In the listing, from the line with "bar bbox=[154, 98, 724, 124]" to the line with "chart-card: Multi-Lumen Tubing", rename "category-label" to "axis-label" and write those lines out again with nothing else changed.

Records for this exercise -
*-*-*

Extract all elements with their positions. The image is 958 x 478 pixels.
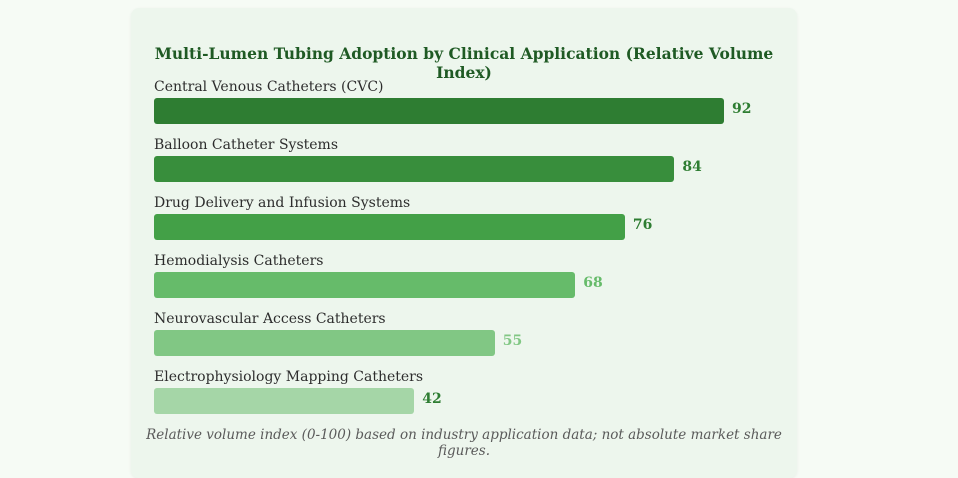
bar bbox=[154, 98, 724, 124]
bar-row: Balloon Catheter Systems 84 bbox=[154, 137, 774, 191]
value-label: 84 bbox=[682, 159, 702, 175]
value-label: 76 bbox=[632, 217, 653, 233]
value-label: 42 bbox=[422, 391, 442, 407]
category-label: Electrophysiology Mapping Catheters bbox=[154, 369, 424, 385]
bar-row: Electrophysiology Mapping Catheters 42 bbox=[154, 369, 774, 423]
value-label: 92 bbox=[732, 101, 752, 117]
category-label: Central Venous Catheters (CVC) bbox=[154, 79, 384, 95]
value-label: 55 bbox=[502, 333, 523, 349]
bar-row: Hemodialysis Catheters 68 bbox=[154, 253, 774, 307]
category-label: Balloon Catheter Systems bbox=[154, 137, 339, 153]
chart-card: Multi-Lumen Tubing Adoption by Clinical … bbox=[131, 8, 797, 478]
chart-footnote: Relative volume index (0-100) based on i… bbox=[146, 427, 782, 459]
bar-row: Central Venous Catheters (CVC) 92 bbox=[154, 79, 774, 133]
value-label: 68 bbox=[583, 275, 603, 291]
bar bbox=[154, 388, 415, 414]
bar bbox=[154, 156, 675, 182]
chart-title: Multi-Lumen Tubing Adoption by Clinical … bbox=[154, 44, 774, 82]
bar bbox=[154, 214, 625, 240]
bar-row: Neurovascular Access Catheters 55 bbox=[154, 311, 774, 365]
bar bbox=[154, 272, 576, 298]
category-label: Drug Delivery and Infusion Systems bbox=[154, 195, 411, 211]
bar-row: Drug Delivery and Infusion Systems 76 bbox=[154, 195, 774, 249]
category-label: Neurovascular Access Catheters bbox=[154, 311, 386, 327]
category-label: Hemodialysis Catheters bbox=[154, 253, 324, 269]
bar bbox=[154, 330, 495, 356]
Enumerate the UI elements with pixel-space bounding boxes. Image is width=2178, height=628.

*-*-*

Output below -
bar bbox=[154, 98, 724, 124]
bar-row: Balloon Catheter Systems 84 bbox=[154, 137, 774, 191]
value-label: 84 bbox=[682, 159, 702, 175]
value-label: 76 bbox=[632, 217, 653, 233]
value-label: 42 bbox=[422, 391, 442, 407]
axis-label: Electrophysiology Mapping Catheters bbox=[154, 369, 424, 385]
bar-row: Electrophysiology Mapping Catheters 42 bbox=[154, 369, 774, 423]
value-label: 92 bbox=[732, 101, 752, 117]
axis-label: Central Venous Catheters (CVC) bbox=[154, 79, 384, 95]
value-label: 55 bbox=[502, 333, 523, 349]
bar-row: Hemodialysis Catheters 68 bbox=[154, 253, 774, 307]
axis-label: Balloon Catheter Systems bbox=[154, 137, 339, 153]
chart-card: Multi-Lumen Tubing Adoption by Clinical … bbox=[131, 8, 797, 478]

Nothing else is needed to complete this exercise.